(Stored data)
────────────────

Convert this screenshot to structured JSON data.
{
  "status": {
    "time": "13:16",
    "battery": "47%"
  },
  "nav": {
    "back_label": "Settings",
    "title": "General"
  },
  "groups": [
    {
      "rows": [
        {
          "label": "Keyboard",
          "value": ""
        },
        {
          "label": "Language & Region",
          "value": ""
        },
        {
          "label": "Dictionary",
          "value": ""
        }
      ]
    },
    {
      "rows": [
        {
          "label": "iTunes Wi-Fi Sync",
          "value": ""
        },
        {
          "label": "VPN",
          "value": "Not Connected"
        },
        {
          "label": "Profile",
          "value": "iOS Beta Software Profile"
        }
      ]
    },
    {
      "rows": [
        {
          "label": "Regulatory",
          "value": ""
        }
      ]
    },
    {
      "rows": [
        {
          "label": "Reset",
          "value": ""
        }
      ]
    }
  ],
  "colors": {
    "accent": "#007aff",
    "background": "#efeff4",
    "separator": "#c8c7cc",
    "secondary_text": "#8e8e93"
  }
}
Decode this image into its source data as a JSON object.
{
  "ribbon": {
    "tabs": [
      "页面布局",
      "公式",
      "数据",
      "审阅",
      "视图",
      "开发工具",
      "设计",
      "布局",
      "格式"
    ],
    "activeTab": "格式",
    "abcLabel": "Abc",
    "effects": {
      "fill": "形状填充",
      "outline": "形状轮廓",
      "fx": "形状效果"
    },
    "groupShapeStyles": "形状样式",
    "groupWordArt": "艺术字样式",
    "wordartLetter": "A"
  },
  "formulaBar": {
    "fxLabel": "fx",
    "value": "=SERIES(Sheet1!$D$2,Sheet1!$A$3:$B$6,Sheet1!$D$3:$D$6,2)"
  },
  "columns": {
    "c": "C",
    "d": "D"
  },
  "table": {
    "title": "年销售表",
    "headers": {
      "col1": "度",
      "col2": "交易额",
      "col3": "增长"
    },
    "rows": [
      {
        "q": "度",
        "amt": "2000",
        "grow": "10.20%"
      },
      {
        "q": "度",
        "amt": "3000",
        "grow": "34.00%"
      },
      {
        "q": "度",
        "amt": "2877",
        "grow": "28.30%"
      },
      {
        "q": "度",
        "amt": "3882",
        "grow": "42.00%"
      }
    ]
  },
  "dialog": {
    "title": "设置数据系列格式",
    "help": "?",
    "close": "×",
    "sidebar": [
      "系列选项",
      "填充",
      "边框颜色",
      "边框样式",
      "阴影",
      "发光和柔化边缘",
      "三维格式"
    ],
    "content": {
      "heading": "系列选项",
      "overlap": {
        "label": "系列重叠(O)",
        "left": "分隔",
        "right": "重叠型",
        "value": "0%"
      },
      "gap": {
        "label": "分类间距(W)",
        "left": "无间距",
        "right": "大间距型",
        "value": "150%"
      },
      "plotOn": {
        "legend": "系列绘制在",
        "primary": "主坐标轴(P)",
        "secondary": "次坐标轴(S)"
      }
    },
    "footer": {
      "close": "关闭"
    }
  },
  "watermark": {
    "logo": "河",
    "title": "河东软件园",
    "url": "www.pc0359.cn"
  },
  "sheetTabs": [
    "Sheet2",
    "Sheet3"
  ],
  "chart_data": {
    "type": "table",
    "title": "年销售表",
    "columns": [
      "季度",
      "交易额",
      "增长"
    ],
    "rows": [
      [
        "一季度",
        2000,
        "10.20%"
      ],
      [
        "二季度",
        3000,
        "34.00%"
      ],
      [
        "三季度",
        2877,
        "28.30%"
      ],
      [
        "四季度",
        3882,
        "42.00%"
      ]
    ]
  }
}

────────────────

## AIM OF THE TASK
Work out how many lines in the records above contain the word "Profile", and give only that number.

## RESULT BELOW
2